◆ Aim of the exercise ◆
Return every entry exactly.

◆ Given data ◆
-- START --
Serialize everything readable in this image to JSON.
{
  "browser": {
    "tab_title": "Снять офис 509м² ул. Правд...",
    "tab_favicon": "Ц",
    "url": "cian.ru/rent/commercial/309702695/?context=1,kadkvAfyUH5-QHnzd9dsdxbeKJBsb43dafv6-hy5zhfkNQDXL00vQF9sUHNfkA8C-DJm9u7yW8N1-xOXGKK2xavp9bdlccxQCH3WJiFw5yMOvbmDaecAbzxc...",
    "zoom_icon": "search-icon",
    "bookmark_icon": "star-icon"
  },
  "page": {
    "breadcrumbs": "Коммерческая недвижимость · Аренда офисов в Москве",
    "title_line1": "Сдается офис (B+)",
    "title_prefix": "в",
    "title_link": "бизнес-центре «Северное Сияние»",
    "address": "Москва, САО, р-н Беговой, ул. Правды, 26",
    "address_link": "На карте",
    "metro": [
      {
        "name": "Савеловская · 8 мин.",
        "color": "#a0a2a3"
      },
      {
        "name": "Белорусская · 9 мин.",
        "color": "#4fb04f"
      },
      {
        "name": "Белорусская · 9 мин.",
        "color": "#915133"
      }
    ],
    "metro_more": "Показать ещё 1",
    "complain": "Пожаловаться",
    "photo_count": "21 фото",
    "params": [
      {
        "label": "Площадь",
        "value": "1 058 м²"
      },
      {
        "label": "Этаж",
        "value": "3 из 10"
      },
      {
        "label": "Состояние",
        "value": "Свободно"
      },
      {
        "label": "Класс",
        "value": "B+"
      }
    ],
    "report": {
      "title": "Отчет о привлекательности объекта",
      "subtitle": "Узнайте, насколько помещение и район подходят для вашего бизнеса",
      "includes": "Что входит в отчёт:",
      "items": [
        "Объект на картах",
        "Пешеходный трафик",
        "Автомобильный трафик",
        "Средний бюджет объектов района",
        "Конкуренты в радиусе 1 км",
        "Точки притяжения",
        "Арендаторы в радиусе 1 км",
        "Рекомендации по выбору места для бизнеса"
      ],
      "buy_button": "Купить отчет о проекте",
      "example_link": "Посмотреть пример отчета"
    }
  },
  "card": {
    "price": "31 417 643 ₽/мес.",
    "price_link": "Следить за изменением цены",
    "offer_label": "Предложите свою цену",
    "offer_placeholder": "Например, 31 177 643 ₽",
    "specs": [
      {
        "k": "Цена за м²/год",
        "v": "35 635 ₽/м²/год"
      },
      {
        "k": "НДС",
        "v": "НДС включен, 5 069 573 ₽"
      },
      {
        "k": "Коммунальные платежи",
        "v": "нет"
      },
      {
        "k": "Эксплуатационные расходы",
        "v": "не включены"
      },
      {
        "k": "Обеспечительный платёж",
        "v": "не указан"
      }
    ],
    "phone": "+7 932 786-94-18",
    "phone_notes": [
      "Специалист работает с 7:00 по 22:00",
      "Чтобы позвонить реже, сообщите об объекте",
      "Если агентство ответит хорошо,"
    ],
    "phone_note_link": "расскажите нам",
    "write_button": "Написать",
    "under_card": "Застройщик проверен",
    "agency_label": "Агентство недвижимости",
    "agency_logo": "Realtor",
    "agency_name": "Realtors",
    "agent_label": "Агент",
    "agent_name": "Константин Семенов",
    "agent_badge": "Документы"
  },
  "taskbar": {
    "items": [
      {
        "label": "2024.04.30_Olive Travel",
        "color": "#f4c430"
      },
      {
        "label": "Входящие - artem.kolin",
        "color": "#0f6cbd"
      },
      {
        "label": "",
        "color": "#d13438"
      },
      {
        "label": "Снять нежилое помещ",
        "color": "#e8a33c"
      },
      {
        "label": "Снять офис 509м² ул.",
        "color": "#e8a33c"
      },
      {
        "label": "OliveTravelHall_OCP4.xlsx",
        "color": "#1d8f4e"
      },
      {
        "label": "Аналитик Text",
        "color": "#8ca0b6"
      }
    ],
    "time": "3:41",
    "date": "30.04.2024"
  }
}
-- END --
◆ Task output ◆
Serialize everything readable in this image to JSON.
{
  "browser": {
    "tab_title": "Снять офис 509м² ул. Правд...",
    "tab_favicon": "Ц",
    "url": "cian.ru/rent/commercial/309702695/?context=1,kadkvAfyUH5-QHnzd9dsdxbeKJBsb43dafv6-hy5zhfkNQDXL00vQF9sUHNfkA8C-DJm9u7yW8N1-xOXGKK2xavp9bdlccxQCH3WJiFw5yMOvbmDaecAbzxc...",
    "zoom_icon": "search-icon",
    "bookmark_icon": "star-icon"
  },
  "page": {
    "breadcrumbs": "Коммерческая недвижимость · Аренда офисов в Москве",
    "title_line1": "Сдается офис (B+)",
    "title_prefix": "в",
    "title_link": "бизнес-центре «Северное Сияние»",
    "address": "Москва, САО, р-н Беговой, ул. Правды, 26",
    "address_link": "На карте",
    "metro": [
      {
        "name": "Савеловская · 8 мин.",
        "color": "#a0a2a3"
      },
      {
        "name": "Белорусская · 9 мин.",
        "color": "#4fb04f"
      },
      {
        "name": "Белорусская · 9 мин.",
        "color": "#915133"
      }
    ],
    "metro_more": "Показать ещё 1",
    "complain": "Пожаловаться",
    "photo_count": "21 фото",
    "params": [
      {
        "label": "Площадь",
        "value": "1 058 м²"
      },
      {
        "label": "Этаж",
        "value": "3 из 10"
      },
      {
        "label": "Состояние",
        "value": "Свободно"
      },
      {
        "label": "Класс",
        "value": "B+"
      }
    ],
    "report": {
      "title": "Отчет о привлекательности объекта",
      "subtitle": "Узнайте, насколько помещение и район подходят для вашего бизнеса",
      "includes": "Что входит в отчёт:",
      "items": [
        "Объект на картах",
        "Пешеходный трафик",
        "Автомобильный трафик",
        "Средний бюджет объектов района",
        "Конкуренты в радиусе 1 км",
        "Точки притяжения",
        "Арендаторы в радиусе 1 км",
        "Рекомендации по выбору места для бизнеса"
      ],
      "buy_button": "Купить отчет о проекте",
      "example_link": "Посмотреть пример отчета"
    }
  },
  "card": {
    "price": "31 417 643 ₽/мес.",
    "price_link": "Следить за изменением цены",
    "offer_label": "Предложите свою цену",
    "offer_placeholder": "Например, 31 177 643 ₽",
    "specs": [
      {
        "k": "Цена за м²/год",
        "v": "35 635 ₽/м²/год"
      },
      {
        "k": "НДС",
        "v": "НДС включен, 5 069 573 ₽"
      },
      {
        "k": "Коммунальные платежи",
        "v": "нет"
      },
      {
        "k": "Эксплуатационные расходы",
        "v": "не включены"
      },
      {
        "k": "Обеспечительный платёж",
        "v": "не указан"
      }
    ],
    "phone": "+7 932 786-94-18",
    "phone_notes": [
      "Специалист работает с 7:00 по 22:00",
      "Чтобы позвонить реже, сообщите об объекте",
      "Если агентство ответит хорошо,"
    ],
    "phone_note_link": "расскажите нам",
    "write_button": "Написать",
    "under_card": "Застройщик проверен",
    "agency_label": "Агентство недвижимости",
    "agency_logo": "Realtor",
    "agency_name": "Realtors",
    "agent_label": "Агент",
    "agent_name": "Константин Семенов",
    "agent_badge": "Документы"
  },
  "taskbar": {
    "items": [
      {
        "label": "2024.04.30_Olive Travel",
        "color": "#f4c430"
      },
      {
        "label": "Входящие - artem.kolin",
        "color": "#0f6cbd"
      },
      {
        "label": "",
        "color": "#d13438"
      },
      {
        "label": "Снять нежилое помещ",
        "color": "#e8a33c"
      },
      {
        "label": "Снять офис 509м² ул.",
        "color": "#e8a33c"
      },
      {
        "label": "OliveTravelHall_OCP4.xlsx",
        "color": "#1d8f4e"
      },
      {
        "label": "Аналитик Text",
        "color": "#8ca0b6"
      }
    ],
    "time": "3:41",
    "date": "30.04.2024"
  }
}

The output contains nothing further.